■ **STATED PROBLEM**:
Copy out all lines where "within" appears.

--- Begin ---

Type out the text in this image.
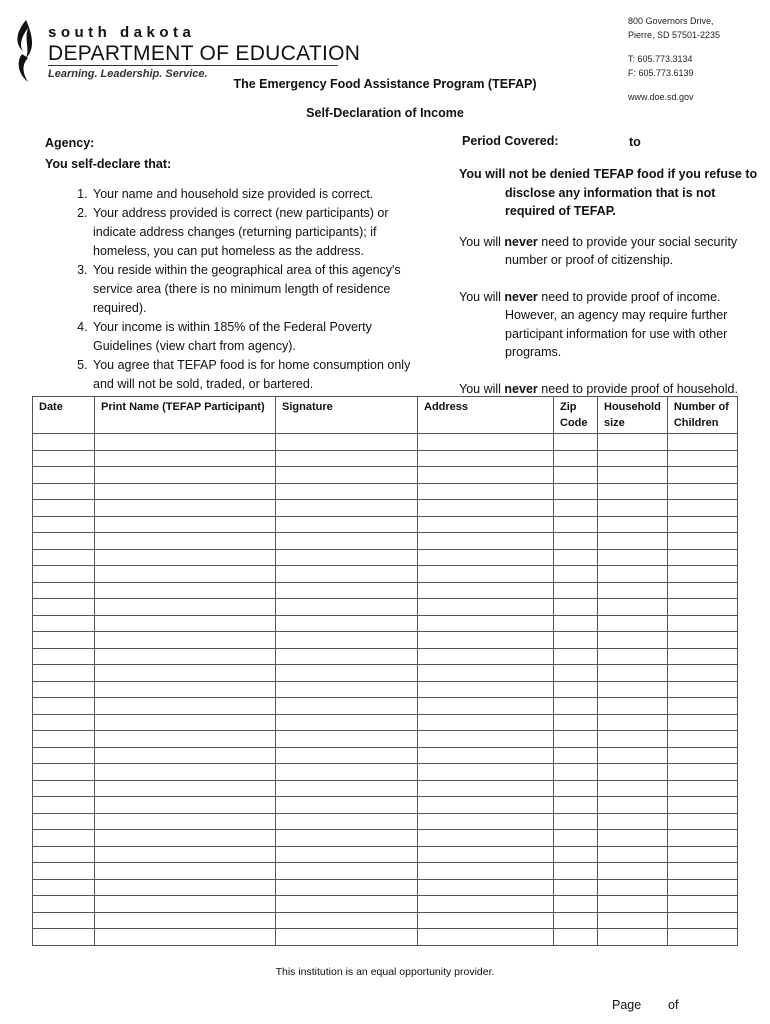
south dakota
DEPARTMENT OF EDUCATION
Learning. Leadership. Service.
800 Governors Drive,
Pierre, SD 57501-2235
T: 605.773.3134
F: 605.773.6139
www.doe.sd.gov
The Emergency Food Assistance Program (TEFAP)
Self-Declaration of Income
Agency:	Period Covered:	to
You self-declare that:
1. Your name and household size provided is correct.
2. Your address provided is correct (new participants) or indicate address changes (returning participants); if homeless, you can put homeless as the address.
3. You reside within the geographical area of this agency's service area (there is no minimum length of residence required).
4. Your income is within 185% of the Federal Poverty Guidelines (view chart from agency).
5. You agree that TEFAP food is for home consumption only and will not be sold, traded, or bartered.

You will not be denied TEFAP food if you refuse to disclose any information that is not required of TEFAP.

You will never need to provide your social security number or proof of citizenship.

You will never need to provide proof of income. However, an agency may require further participant information for use with other programs.

You will never need to provide proof of household.

Date	Print Name (TEFAP Participant)	Signature	Address	Zip Code	Household size	Number of Children

This institution is an equal opportunity provider.
Page of
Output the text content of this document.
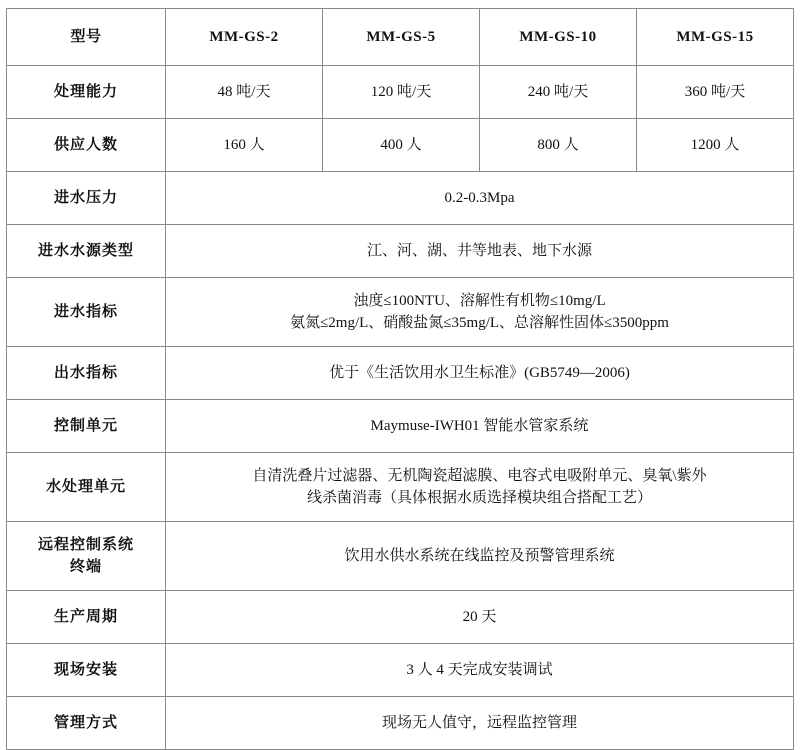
型号	MM-GS-2	MM-GS-5	MM-GS-10	MM-GS-15
处理能力	48 吨/天	120 吨/天	240 吨/天	360 吨/天
供应人数	160 人	400 人	800 人	1200 人
进水压力	0.2-0.3Mpa			
进水水源类型	江、河、湖、井等地表、地下水源			
进水指标	浊度≤100NTU、溶解性有机物≤10mg/L
氨氮≤2mg/L、硝酸盐氮≤35mg/L、总溶解性固体≤3500ppm			

出水指标	优于《生活饮用水卫生标准》(GB5749—2006)			
控制单元	Maymuse-IWH01 智能水管家系统			
水处理单元	自清洗叠片过滤器、无机陶瓷超滤膜、电容式电吸附单元、臭氧\紫外
线杀菌消毒（具体根据水质选择模块组合搭配工艺）			

远程控制系统
终端	饮用水供水系统在线监控及预警管理系统			
生产周期	20 天			
现场安装	3 人 4 天完成安装调试			
管理方式	现场无人值守，远程监控管理			
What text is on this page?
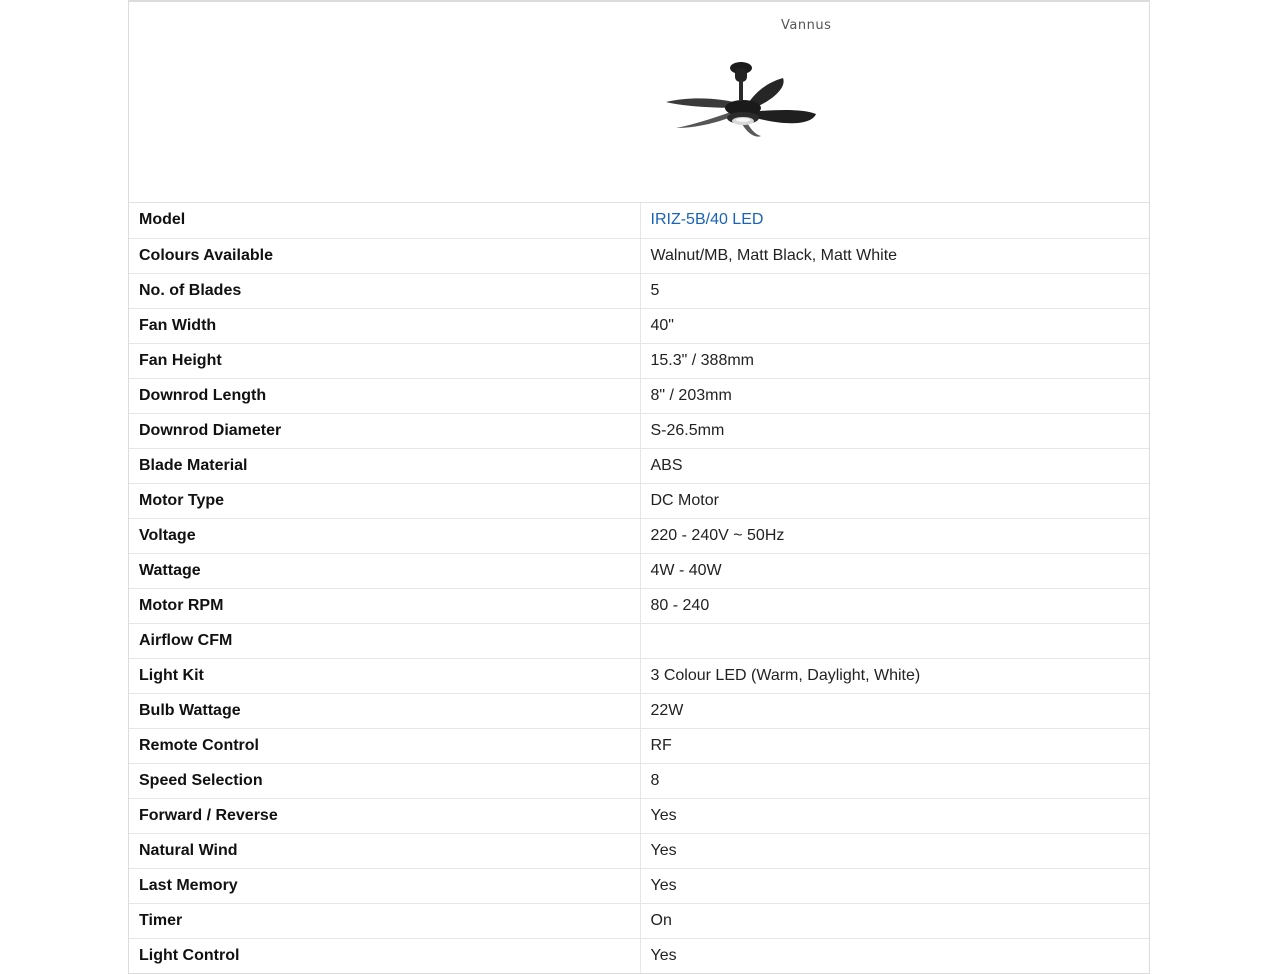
Vannus
Model	IRIZ-5B/40 LED
Colours Available	Walnut/MB, Matt Black, Matt White
No. of Blades	5
Fan Width	40"
Fan Height	15.3" / 388mm
Downrod Length	8" / 203mm
Downrod Diameter	S-26.5mm
Blade Material	ABS
Motor Type	DC Motor
Voltage	220 - 240V ~ 50Hz
Wattage	4W - 40W
Motor RPM	80 - 240
Airflow CFM	
Light Kit	3 Colour LED (Warm, Daylight, White)
Bulb Wattage	22W
Remote Control	RF
Speed Selection	8
Forward / Reverse	Yes
Natural Wind	Yes
Last Memory	Yes
Timer	On
Light Control	Yes
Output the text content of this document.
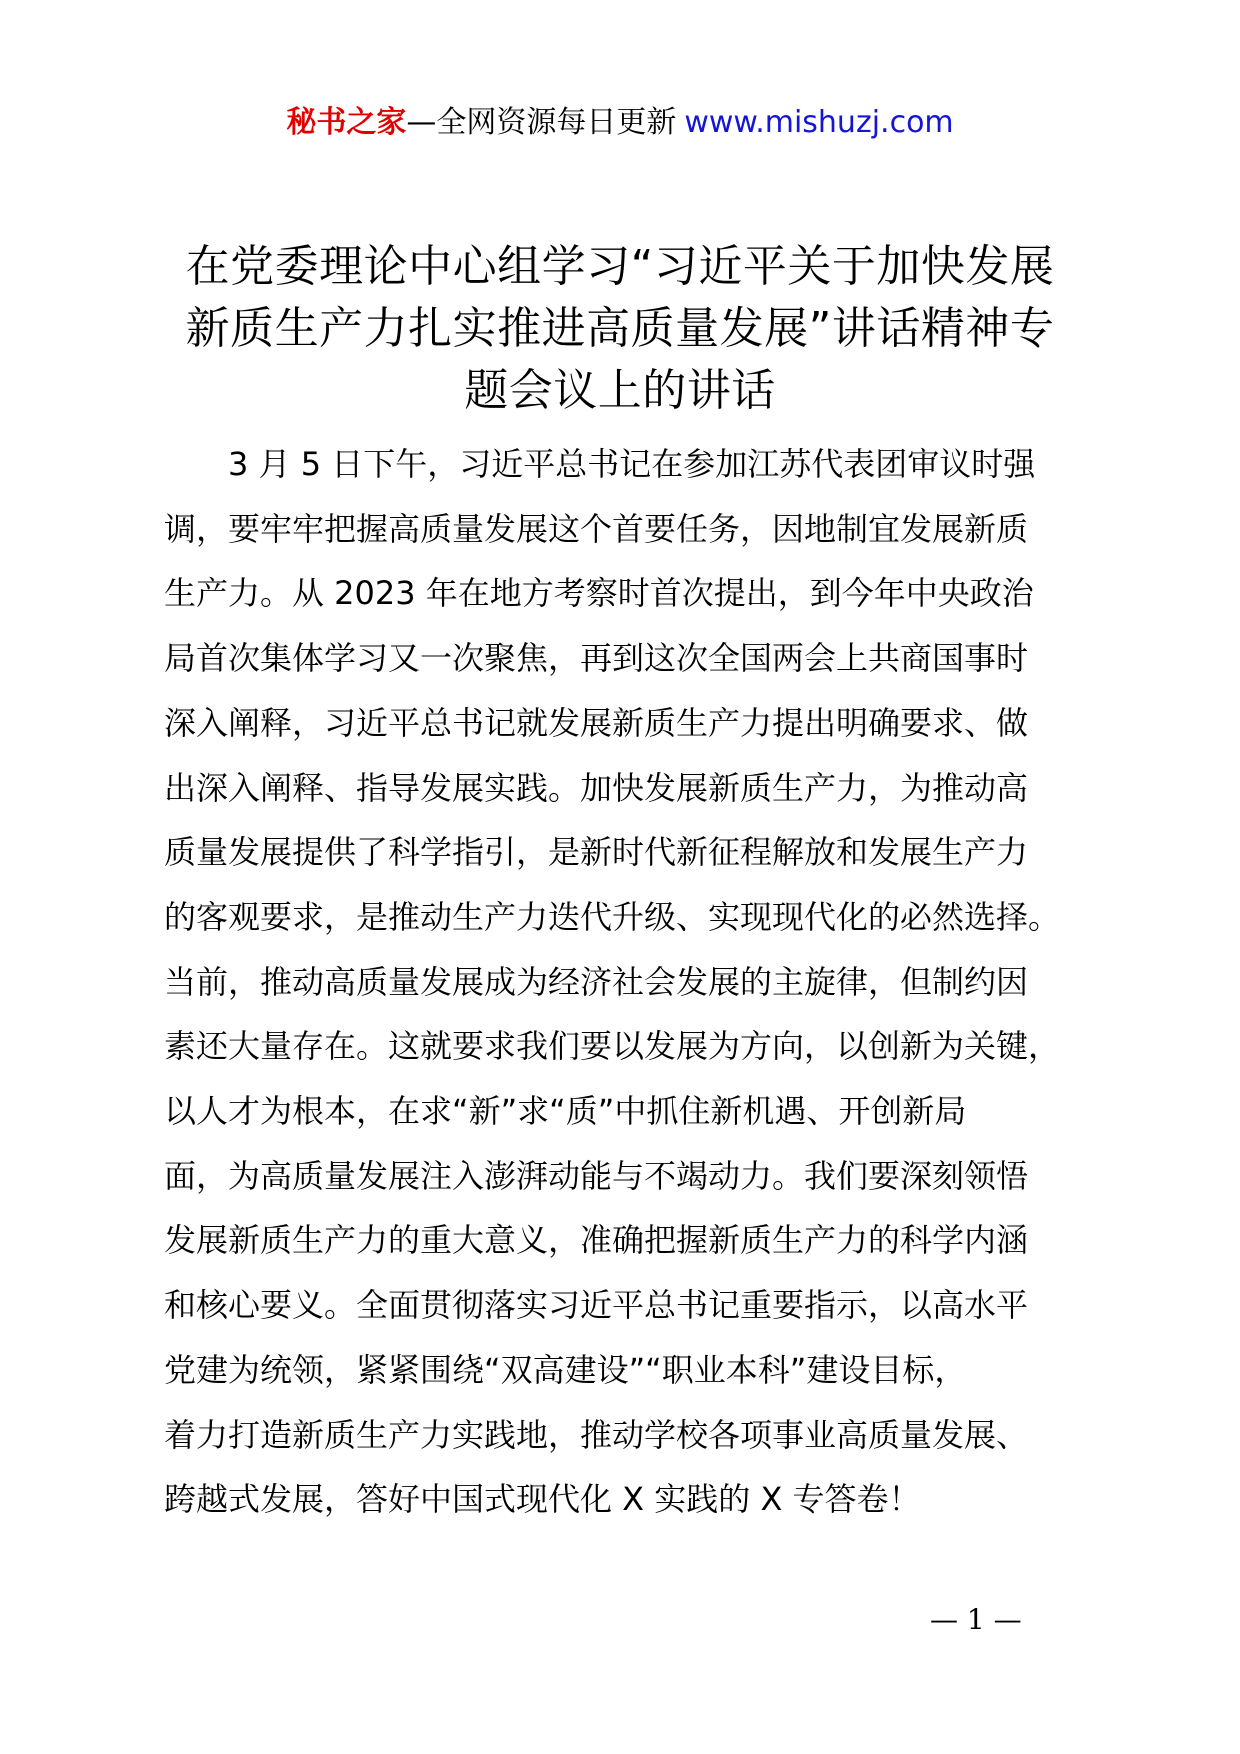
秘书之家—全网资源每日更新 www.mishuzj.com
在党委理论中心组学习“习近平关于加快发展
新质生产力扎实推进高质量发展”讲话精神专
题会议上的讲话
　　3 月 5 日下午，习近平总书记在参加江苏代表团审议时强
调，要牢牢把握高质量发展这个首要任务，因地制宜发展新质
生产力。从 2023 年在地方考察时首次提出，到今年中央政治
局首次集体学习又一次聚焦，再到这次全国两会上共商国事时
深入阐释，习近平总书记就发展新质生产力提出明确要求、做
出深入阐释、指导发展实践。加快发展新质生产力，为推动高
质量发展提供了科学指引，是新时代新征程解放和发展生产力
的客观要求，是推动生产力迭代升级、实现现代化的必然选择。
当前，推动高质量发展成为经济社会发展的主旋律，但制约因
素还大量存在。这就要求我们要以发展为方向，以创新为关键，
以人才为根本，在求“新”求“质”中抓住新机遇、开创新局
面，为高质量发展注入澎湃动能与不竭动力。我们要深刻领悟
发展新质生产力的重大意义，准确把握新质生产力的科学内涵
和核心要义。全面贯彻落实习近平总书记重要指示，以高水平
党建为统领，紧紧围绕“双高建设”“职业本科”建设目标，
着力打造新质生产力实践地，推动学校各项事业高质量发展、
跨越式发展，答好中国式现代化 X 实践的 X 专答卷！
— 1 —
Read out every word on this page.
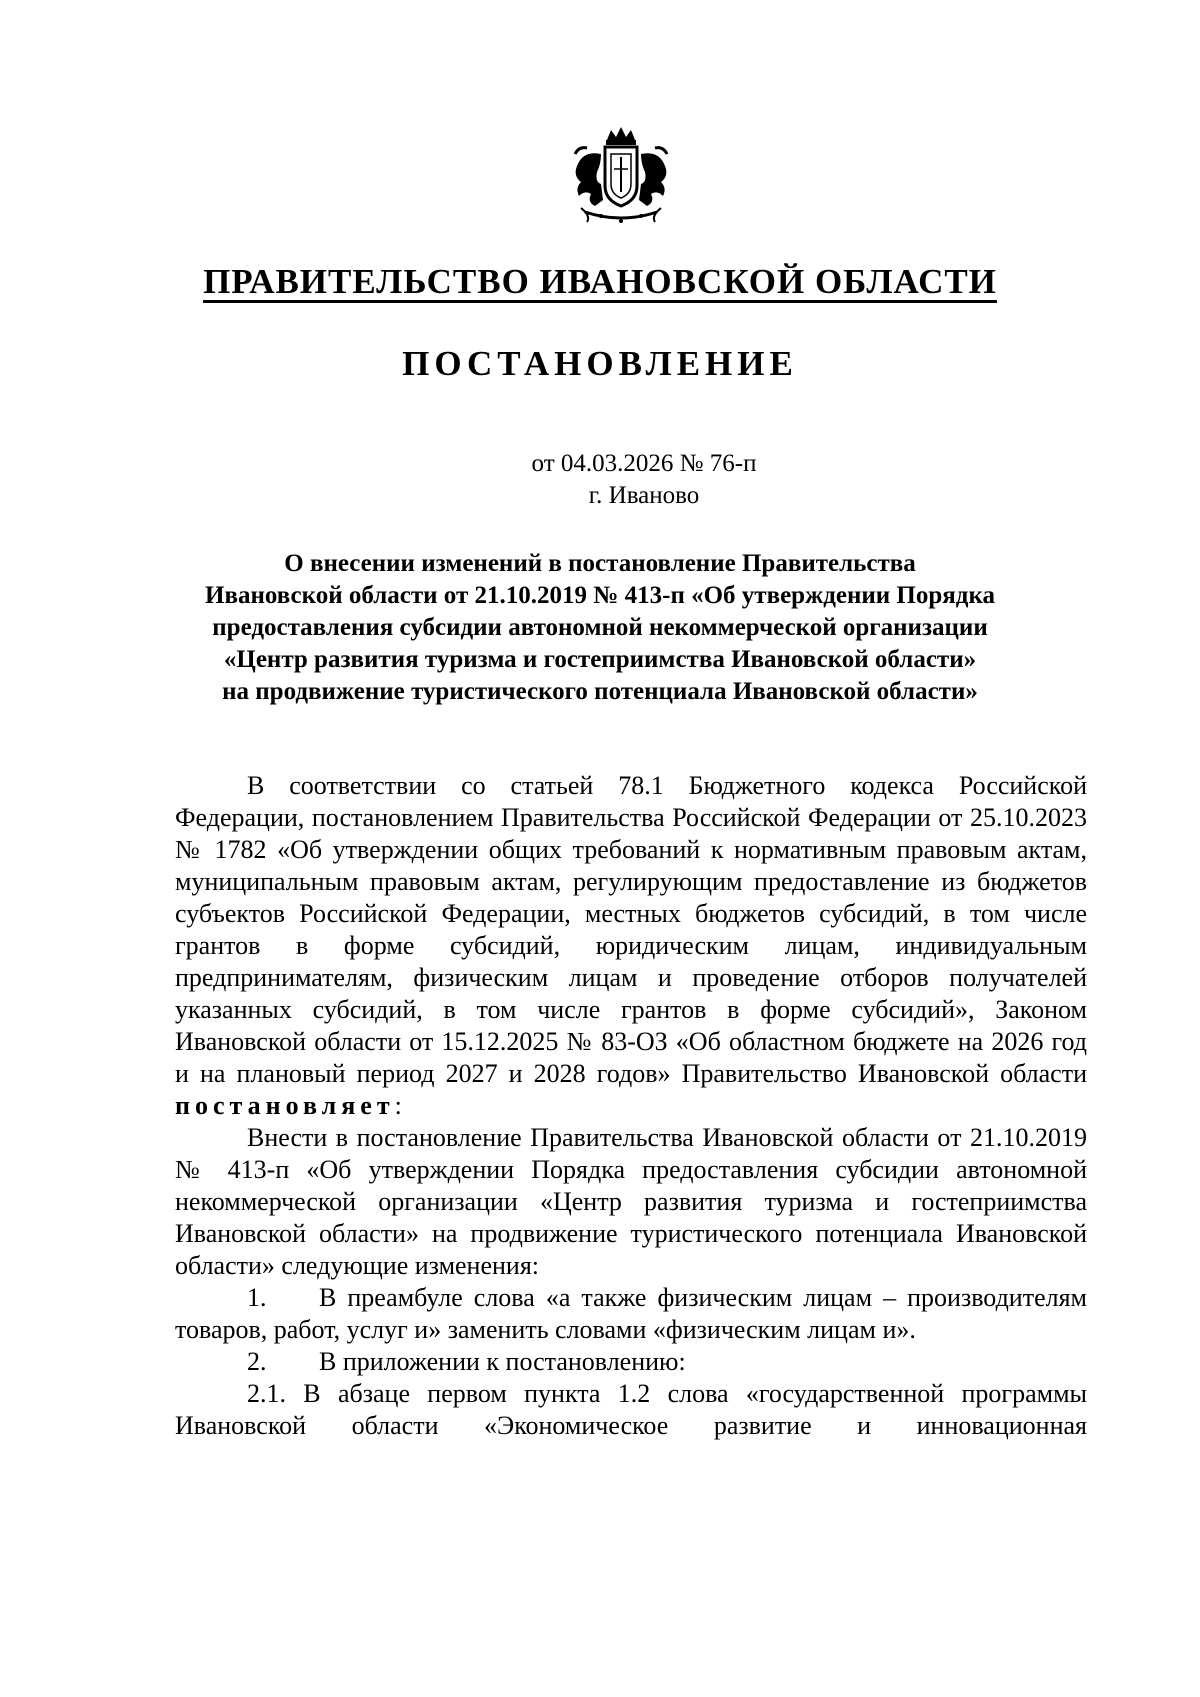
ПРАВИТЕЛЬСТВО ИВАНОВСКОЙ ОБЛАСТИ
ПОСТАНОВЛЕНИЕ
от 04.03.2026 № 76-п
г. Иваново
О внесении изменений в постановление Правительства
Ивановской области от 21.10.2019 № 413-п «Об утверждении Порядка
предоставления субсидии автономной некоммерческой организации
«Центр развития туризма и гостеприимства Ивановской области»
на продвижение туристического потенциала Ивановской области»

В соответствии со статьей 78.1 Бюджетного кодекса Российской Федерации, постановлением Правительства Российской Федерации от 25.10.2023 № 1782 «Об утверждении общих требований к нормативным правовым актам, муниципальным правовым актам, регулирующим предоставление из бюджетов субъектов Российской Федерации, местных бюджетов субсидий, в том числе грантов в форме субсидий, юридическим лицам, индивидуальным предпринимателям, физическим лицам и проведение отборов получателей указанных субсидий, в том числе грантов в форме субсидий», Законом Ивановской области от 15.12.2025 № 83-ОЗ «Об областном бюджете на 2026 год и на плановый период 2027 и 2028 годов» Правительство Ивановской области постановляет:

Внести в постановление Правительства Ивановской области от 21.10.2019 № 413-п «Об утверждении Порядка предоставления субсидии автономной некоммерческой организации «Центр развития туризма и гостеприимства Ивановской области» на продвижение туристического потенциала Ивановской области» следующие изменения:

1. В преамбуле слова «а также физическим лицам – производителям товаров, работ, услуг и» заменить словами «физическим лицам и».

2. В приложении к постановлению:

2.1. В абзаце первом пункта 1.2 слова «государственной программы Ивановской области «Экономическое развитие и инновационная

--- End ---

■ **FINAL RESULT**:
3. You reside within the geographical area of this agency's service area (there is no minimum length of residence required).
4. Your income is within 185% of the Federal Poverty Guidelines (view chart from agency).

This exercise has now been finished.